## Exercise description
Locate the lines that hold the string "bband". Copy every such line.

## Extracted data
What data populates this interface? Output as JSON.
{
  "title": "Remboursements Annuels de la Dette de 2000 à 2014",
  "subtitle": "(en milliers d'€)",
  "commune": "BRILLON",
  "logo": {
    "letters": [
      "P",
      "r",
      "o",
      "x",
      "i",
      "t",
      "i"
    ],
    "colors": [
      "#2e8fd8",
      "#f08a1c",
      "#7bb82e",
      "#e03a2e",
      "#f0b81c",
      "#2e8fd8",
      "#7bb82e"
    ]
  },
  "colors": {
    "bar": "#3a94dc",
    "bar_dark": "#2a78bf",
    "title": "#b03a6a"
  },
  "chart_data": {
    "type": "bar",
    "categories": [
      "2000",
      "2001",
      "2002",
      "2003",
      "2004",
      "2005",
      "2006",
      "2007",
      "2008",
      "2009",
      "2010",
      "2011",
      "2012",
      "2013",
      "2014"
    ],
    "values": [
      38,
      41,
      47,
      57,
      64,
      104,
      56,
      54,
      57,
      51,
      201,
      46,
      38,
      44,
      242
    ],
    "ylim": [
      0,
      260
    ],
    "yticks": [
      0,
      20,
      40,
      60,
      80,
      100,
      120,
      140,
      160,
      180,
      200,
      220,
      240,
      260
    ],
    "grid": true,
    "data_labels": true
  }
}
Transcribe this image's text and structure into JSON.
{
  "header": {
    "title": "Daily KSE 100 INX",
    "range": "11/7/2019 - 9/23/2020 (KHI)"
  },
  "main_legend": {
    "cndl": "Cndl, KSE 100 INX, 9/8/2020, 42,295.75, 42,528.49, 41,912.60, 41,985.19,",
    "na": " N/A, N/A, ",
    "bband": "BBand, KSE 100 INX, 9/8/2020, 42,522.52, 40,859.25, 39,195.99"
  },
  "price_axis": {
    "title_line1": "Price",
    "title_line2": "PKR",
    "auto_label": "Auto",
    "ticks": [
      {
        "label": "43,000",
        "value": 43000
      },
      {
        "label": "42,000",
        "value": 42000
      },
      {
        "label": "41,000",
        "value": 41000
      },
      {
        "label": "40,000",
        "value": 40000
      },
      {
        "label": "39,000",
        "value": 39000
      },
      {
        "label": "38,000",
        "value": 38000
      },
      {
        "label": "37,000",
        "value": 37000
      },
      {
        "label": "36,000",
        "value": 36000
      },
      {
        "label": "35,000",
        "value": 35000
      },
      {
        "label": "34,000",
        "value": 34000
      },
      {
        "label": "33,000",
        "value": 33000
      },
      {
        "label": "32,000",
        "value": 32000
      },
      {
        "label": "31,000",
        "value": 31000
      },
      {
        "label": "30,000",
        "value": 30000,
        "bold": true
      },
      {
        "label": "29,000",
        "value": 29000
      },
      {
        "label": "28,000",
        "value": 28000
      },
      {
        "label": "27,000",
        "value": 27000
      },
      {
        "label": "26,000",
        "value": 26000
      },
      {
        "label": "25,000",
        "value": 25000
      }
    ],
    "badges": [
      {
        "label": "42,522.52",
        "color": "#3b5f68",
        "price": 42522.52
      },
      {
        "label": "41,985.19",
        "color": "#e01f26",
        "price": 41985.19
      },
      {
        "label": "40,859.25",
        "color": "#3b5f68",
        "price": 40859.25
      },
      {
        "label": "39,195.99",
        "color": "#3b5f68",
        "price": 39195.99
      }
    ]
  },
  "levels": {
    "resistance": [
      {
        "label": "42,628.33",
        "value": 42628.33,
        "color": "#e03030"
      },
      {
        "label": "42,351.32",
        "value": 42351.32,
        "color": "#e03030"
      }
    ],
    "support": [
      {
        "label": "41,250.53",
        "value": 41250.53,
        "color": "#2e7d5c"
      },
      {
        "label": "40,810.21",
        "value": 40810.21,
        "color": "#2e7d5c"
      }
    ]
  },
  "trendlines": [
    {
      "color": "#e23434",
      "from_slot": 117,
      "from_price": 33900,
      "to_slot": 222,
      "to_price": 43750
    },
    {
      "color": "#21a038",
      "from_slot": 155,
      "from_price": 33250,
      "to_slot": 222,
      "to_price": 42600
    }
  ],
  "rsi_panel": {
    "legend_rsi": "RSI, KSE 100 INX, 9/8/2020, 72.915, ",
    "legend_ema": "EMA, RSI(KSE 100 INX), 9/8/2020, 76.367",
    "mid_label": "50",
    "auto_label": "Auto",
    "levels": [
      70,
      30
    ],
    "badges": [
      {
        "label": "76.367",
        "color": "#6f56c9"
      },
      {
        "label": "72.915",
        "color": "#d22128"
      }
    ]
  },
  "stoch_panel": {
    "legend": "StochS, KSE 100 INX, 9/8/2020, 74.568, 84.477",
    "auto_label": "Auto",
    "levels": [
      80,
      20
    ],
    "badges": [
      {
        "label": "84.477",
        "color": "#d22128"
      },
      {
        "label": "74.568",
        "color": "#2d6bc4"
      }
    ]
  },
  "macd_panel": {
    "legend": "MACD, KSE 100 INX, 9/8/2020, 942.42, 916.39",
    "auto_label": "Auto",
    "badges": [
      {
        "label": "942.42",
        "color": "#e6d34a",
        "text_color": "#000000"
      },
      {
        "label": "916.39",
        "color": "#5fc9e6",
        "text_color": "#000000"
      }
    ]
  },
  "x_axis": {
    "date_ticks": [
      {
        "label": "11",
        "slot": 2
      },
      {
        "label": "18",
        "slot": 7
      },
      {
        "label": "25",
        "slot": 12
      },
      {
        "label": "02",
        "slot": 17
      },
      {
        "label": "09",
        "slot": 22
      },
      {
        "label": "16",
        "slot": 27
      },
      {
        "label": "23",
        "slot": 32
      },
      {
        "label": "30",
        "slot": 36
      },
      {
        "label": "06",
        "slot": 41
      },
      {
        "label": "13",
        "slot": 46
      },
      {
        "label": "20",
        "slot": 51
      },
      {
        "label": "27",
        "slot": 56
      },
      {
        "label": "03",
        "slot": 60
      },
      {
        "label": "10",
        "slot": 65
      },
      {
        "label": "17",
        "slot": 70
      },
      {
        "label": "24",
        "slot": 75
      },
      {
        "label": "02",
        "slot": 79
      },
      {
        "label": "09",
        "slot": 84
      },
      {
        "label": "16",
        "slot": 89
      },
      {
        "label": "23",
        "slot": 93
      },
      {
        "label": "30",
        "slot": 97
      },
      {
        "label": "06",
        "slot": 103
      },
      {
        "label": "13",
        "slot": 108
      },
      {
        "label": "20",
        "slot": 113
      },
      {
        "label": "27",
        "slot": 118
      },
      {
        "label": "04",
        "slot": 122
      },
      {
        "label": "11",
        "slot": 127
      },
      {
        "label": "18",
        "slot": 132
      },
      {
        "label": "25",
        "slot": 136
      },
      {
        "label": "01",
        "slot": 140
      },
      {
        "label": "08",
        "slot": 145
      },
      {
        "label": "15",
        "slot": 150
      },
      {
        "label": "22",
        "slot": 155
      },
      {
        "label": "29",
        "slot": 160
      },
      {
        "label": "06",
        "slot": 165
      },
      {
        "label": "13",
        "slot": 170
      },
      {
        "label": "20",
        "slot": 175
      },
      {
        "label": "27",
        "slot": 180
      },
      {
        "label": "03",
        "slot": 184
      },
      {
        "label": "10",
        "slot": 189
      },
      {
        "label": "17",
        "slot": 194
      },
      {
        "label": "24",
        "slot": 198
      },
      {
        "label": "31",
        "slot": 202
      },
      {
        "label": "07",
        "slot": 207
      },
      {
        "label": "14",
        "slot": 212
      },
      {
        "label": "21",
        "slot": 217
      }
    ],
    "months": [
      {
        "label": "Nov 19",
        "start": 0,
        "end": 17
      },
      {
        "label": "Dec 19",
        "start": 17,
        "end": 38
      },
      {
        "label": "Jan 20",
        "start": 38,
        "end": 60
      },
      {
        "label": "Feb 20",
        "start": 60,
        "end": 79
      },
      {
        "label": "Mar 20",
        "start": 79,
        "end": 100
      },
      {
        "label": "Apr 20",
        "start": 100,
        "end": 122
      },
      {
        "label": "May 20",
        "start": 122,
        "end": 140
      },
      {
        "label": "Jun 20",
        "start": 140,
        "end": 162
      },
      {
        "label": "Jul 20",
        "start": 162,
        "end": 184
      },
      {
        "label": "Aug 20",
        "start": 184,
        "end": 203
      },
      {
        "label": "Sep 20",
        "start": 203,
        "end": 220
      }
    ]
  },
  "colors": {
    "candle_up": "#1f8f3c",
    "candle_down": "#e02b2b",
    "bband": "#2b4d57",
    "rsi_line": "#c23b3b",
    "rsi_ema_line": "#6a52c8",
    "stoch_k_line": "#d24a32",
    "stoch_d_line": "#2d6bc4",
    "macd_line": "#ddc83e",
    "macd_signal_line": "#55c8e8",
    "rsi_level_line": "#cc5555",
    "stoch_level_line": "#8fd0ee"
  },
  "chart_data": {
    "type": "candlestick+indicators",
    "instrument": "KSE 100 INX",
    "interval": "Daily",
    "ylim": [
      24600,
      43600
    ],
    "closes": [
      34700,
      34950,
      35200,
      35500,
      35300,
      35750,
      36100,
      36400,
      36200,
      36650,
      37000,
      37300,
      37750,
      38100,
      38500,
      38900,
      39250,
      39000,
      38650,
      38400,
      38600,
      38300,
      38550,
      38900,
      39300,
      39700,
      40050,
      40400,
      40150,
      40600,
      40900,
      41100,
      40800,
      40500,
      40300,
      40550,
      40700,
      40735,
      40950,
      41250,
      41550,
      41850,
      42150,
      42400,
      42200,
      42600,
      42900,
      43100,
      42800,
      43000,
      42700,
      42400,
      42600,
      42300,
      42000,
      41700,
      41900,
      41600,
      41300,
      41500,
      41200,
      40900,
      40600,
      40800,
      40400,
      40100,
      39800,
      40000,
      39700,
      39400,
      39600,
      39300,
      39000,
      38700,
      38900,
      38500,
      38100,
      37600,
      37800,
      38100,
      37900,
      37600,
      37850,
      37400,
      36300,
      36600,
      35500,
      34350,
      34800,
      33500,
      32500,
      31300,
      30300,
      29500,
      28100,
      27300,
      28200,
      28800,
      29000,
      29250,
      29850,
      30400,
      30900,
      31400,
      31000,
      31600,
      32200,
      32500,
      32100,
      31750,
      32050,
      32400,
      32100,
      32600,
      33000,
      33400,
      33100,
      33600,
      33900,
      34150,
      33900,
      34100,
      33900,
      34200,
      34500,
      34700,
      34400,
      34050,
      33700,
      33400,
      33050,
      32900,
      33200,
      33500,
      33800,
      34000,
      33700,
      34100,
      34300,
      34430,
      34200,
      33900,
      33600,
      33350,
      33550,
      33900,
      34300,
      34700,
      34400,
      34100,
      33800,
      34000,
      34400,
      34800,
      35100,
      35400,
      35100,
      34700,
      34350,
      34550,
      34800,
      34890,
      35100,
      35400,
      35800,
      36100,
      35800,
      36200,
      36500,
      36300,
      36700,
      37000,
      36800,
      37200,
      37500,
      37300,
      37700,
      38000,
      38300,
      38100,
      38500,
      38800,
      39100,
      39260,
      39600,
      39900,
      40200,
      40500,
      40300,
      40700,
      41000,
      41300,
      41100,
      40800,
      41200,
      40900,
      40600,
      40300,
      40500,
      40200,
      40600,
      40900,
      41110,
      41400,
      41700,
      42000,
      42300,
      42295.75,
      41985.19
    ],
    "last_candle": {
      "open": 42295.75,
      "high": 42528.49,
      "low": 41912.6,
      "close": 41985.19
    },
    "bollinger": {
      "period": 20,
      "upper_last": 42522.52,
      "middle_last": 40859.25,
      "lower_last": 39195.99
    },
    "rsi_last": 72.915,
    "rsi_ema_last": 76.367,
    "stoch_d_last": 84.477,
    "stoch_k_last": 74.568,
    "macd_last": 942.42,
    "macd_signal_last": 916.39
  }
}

## Output for this task
    "bband": "BBand, KSE 100 INX, 9/8/2020, 42,522.52, 40,859.25, 39,195.99"
    "bband": "#2b4d57",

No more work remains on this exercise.